[Start of Given entries]

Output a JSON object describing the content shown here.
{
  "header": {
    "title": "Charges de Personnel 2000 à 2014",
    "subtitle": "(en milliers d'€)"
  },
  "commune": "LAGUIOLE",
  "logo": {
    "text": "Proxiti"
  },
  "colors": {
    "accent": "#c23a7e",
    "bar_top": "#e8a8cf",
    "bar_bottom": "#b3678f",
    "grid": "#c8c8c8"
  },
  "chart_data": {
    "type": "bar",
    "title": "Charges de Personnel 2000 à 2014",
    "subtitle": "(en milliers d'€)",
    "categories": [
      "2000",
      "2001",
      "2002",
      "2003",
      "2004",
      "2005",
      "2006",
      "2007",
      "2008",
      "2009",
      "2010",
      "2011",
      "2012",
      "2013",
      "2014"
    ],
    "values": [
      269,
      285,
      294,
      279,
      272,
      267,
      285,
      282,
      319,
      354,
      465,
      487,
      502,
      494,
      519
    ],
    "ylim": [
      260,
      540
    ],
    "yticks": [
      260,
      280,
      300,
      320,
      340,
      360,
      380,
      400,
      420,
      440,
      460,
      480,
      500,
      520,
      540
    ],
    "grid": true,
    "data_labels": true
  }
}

[End of Given entries]

▶ Problem to solve:
Print the complete listing again, exactly as it stands.

▶ Output:
Output a JSON object describing the content shown here.
{
  "header": {
    "title": "Charges de Personnel 2000 à 2014",
    "subtitle": "(en milliers d'€)"
  },
  "commune": "LAGUIOLE",
  "logo": {
    "text": "Proxiti"
  },
  "colors": {
    "accent": "#c23a7e",
    "bar_top": "#e8a8cf",
    "bar_bottom": "#b3678f",
    "grid": "#c8c8c8"
  },
  "chart_data": {
    "type": "bar",
    "title": "Charges de Personnel 2000 à 2014",
    "subtitle": "(en milliers d'€)",
    "categories": [
      "2000",
      "2001",
      "2002",
      "2003",
      "2004",
      "2005",
      "2006",
      "2007",
      "2008",
      "2009",
      "2010",
      "2011",
      "2012",
      "2013",
      "2014"
    ],
    "values": [
      269,
      285,
      294,
      279,
      272,
      267,
      285,
      282,
      319,
      354,
      465,
      487,
      502,
      494,
      519
    ],
    "ylim": [
      260,
      540
    ],
    "yticks": [
      260,
      280,
      300,
      320,
      340,
      360,
      380,
      400,
      420,
      440,
      460,
      480,
      500,
      520,
      540
    ],
    "grid": true,
    "data_labels": true
  }
}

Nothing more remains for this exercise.